(Collection entries)
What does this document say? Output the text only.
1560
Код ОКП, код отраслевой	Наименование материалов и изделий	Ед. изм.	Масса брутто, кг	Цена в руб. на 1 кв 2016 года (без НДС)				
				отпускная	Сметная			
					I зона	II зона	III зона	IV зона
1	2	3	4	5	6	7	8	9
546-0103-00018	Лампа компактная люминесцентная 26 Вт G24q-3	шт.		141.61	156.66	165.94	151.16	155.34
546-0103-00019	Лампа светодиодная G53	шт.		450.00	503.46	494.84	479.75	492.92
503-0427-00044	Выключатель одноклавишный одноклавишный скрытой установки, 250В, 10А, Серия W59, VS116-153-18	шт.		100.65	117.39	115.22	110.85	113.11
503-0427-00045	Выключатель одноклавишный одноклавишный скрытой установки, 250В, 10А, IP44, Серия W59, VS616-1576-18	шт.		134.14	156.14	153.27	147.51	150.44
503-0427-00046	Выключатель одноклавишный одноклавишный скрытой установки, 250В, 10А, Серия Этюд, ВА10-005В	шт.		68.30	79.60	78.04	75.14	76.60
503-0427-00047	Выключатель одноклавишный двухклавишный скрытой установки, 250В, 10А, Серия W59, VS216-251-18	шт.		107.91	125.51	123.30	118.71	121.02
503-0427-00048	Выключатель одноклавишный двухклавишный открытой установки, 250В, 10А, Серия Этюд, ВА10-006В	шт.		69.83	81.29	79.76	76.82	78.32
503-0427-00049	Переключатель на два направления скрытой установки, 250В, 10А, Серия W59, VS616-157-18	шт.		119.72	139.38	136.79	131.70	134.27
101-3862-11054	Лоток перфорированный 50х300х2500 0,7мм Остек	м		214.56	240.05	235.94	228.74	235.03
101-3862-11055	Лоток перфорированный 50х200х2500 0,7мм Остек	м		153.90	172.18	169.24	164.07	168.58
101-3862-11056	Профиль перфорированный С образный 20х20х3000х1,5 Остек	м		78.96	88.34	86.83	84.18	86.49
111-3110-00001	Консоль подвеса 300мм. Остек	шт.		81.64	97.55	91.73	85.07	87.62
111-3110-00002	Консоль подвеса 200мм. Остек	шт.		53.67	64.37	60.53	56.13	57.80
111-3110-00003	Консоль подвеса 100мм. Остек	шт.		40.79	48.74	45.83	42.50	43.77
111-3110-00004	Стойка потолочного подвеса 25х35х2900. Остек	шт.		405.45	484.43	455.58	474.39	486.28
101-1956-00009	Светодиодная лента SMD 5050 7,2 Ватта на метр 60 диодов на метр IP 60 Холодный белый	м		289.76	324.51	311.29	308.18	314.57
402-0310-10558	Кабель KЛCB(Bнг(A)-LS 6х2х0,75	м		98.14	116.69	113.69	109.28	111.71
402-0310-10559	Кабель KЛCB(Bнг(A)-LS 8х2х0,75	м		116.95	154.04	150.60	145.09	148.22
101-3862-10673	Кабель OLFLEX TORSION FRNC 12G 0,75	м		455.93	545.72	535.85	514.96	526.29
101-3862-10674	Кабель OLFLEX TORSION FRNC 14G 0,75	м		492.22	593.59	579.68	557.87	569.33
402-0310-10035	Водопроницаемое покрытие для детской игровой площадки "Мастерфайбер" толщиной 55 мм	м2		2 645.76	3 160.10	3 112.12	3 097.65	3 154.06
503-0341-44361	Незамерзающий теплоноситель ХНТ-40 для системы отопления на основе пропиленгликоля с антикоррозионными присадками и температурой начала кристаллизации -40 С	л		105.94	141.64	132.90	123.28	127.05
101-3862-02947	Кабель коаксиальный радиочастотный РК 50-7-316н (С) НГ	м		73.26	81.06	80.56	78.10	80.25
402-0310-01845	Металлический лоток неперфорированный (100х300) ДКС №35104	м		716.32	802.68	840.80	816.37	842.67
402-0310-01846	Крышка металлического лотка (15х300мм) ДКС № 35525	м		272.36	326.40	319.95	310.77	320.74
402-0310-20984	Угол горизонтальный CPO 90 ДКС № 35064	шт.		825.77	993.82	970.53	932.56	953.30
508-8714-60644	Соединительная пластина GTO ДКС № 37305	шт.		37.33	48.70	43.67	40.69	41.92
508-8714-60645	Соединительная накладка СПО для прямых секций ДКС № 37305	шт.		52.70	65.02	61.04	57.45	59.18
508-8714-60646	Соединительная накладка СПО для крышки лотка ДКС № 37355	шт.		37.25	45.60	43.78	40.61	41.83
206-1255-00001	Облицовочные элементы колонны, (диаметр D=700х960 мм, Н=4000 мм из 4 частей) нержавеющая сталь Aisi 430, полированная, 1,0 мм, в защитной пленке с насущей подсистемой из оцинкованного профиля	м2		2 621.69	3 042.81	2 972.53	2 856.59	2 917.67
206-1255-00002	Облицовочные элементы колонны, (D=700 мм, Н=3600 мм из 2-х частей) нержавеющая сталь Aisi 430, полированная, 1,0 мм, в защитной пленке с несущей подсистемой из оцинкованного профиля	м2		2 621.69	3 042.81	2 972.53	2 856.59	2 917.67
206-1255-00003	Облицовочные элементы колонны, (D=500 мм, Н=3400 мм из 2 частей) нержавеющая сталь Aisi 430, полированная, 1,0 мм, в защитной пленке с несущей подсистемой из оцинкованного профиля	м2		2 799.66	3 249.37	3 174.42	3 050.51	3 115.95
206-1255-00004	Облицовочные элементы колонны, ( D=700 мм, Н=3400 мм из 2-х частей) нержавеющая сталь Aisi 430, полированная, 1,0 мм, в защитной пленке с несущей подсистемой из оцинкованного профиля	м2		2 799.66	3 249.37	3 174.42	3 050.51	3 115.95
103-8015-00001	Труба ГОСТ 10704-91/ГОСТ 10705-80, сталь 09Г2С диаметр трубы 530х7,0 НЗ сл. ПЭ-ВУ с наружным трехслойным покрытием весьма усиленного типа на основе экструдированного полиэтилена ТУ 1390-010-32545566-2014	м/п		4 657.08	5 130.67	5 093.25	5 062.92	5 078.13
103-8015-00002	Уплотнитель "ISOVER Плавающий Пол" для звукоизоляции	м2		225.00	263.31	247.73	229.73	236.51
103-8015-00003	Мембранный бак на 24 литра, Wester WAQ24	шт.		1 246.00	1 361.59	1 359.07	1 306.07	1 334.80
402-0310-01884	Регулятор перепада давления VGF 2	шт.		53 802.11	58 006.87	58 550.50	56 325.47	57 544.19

What you will do:
Among the lines above, count those containing the word "FRNC" and give nothing but the result.

The output:
2